- **WORK INSTRUCTIONS**: Repeat each line of the material below exactly as it appears, minus any pictures.

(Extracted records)
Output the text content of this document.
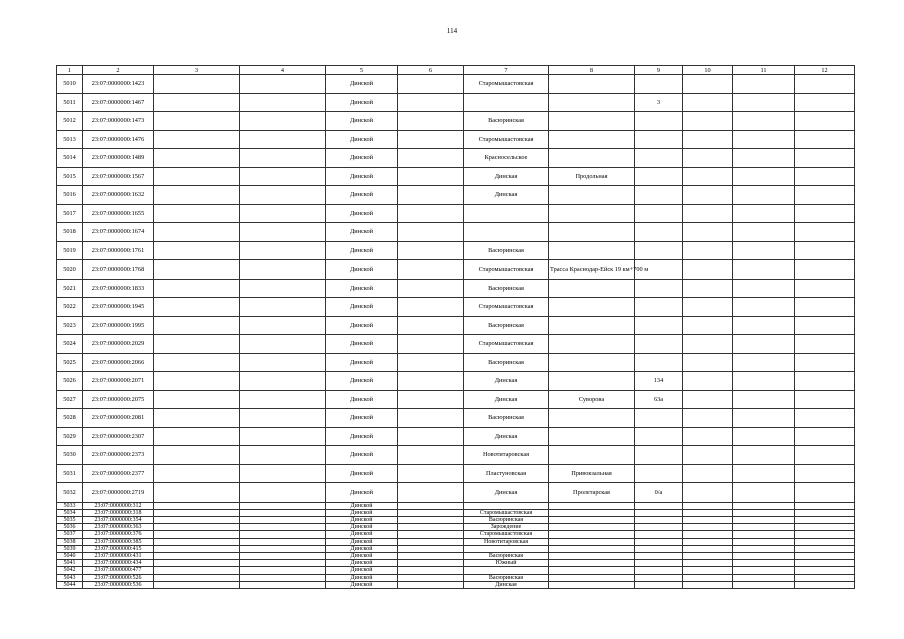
114
1	2	3	4	5	6	7	8	9	10	11	12
5010	23:07:0000000:1423			Динской		Старомышастовская					
5011	23:07:0000000:1467			Динской				3			
5012	23:07:0000000:1473			Динской		Васюринская					
5013	23:07:0000000:1476			Динской		Старомышастовская					
5014	23:07:0000000:1489			Динской		Красносельское					
5015	23:07:0000000:1567			Динской		Динская	Продольная				
5016	23:07:0000000:1632			Динской		Динская					
5017	23:07:0000000:1655			Динской							
5018	23:07:0000000:1674			Динской							
5019	23:07:0000000:1761			Динской		Васюринская					
5020	23:07:0000000:1768			Динской		Старомышастовская	Трасса Краснодар-Ейск 19 км+700 м				
5021	23:07:0000000:1833			Динской		Васюринская					
5022	23:07:0000000:1945			Динской		Старомышастовская					
5023	23:07:0000000:1995			Динской		Васюринская					
5024	23:07:0000000:2029			Динской		Старомышастовская					
5025	23:07:0000000:2066			Динской		Васюринская					
5026	23:07:0000000:2071			Динской		Динская		134			
5027	23:07:0000000:2075			Динской		Динская	Суворова	63а			
5028	23:07:0000000:2081			Динской		Васюринская					
5029	23:07:0000000:2307			Динской		Динская					
5030	23:07:0000000:2373			Динской		Новотитаровская					
5031	23:07:0000000:2377			Динской		Пластуновская	Привокзальная				
5032	23:07:0000000:2719			Динской		Динская	Пролетарская	0/а			
5033	23:07:0000000:312			Динской							
5034	23:07:0000000:318			Динской		Старомышастовская					
5035	23:07:0000000:354			Динской		Васюринская					
5036	23:07:0000000:363			Динской		Зарождение					
5037	23:07:0000000:376			Динской		Старомышастовская					
5038	23:07:0000000:385			Динской		Новотитаровская					
5039	23:07:0000000:415			Динской							
5040	23:07:0000000:431			Динской		Васюринская					
5041	23:07:0000000:434			Динской		Южный					
5042	23:07:0000000:477			Динской							
5043	23:07:0000000:526			Динской		Васюринская					
5044	23:07:0000000:536			Динской		Динская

- **SOLVED EXERCISE**:
Output the text content of this document.
114
1	2	3	4	5	6	7	8	9	10	11	12
5010	23:07:0000000:1423			Динской		Старомышастовская					
5011	23:07:0000000:1467			Динской				3			
5012	23:07:0000000:1473			Динской		Васюринская					
5013	23:07:0000000:1476			Динской		Старомышастовская					
5014	23:07:0000000:1489			Динской		Красносельское					
5015	23:07:0000000:1567			Динской		Динская	Продольная				
5016	23:07:0000000:1632			Динской		Динская					
5017	23:07:0000000:1655			Динской							
5018	23:07:0000000:1674			Динской							
5019	23:07:0000000:1761			Динской		Васюринская					
5020	23:07:0000000:1768			Динской		Старомышастовская	Трасса Краснодар-Ейск 19 км+700 м				
5021	23:07:0000000:1833			Динской		Васюринская					
5022	23:07:0000000:1945			Динской		Старомышастовская					
5023	23:07:0000000:1995			Динской		Васюринская					
5024	23:07:0000000:2029			Динской		Старомышастовская					
5025	23:07:0000000:2066			Динской		Васюринская					
5026	23:07:0000000:2071			Динской		Динская		134			
5027	23:07:0000000:2075			Динской		Динская	Суворова	63а			
5028	23:07:0000000:2081			Динской		Васюринская					
5029	23:07:0000000:2307			Динской		Динская					
5030	23:07:0000000:2373			Динской		Новотитаровская					
5031	23:07:0000000:2377			Динской		Пластуновская	Привокзальная				
5032	23:07:0000000:2719			Динской		Динская	Пролетарская	0/а			
5033	23:07:0000000:312			Динской							
5034	23:07:0000000:318			Динской		Старомышастовская					
5035	23:07:0000000:354			Динской		Васюринская					
5036	23:07:0000000:363			Динской		Зарождение					
5037	23:07:0000000:376			Динской		Старомышастовская					
5038	23:07:0000000:385			Динской		Новотитаровская					
5039	23:07:0000000:415			Динской							
5040	23:07:0000000:431			Динской		Васюринская					
5041	23:07:0000000:434			Динской		Южный					
5042	23:07:0000000:477			Динской							
5043	23:07:0000000:526			Динской		Васюринская					
5044	23:07:0000000:536			Динской		Динская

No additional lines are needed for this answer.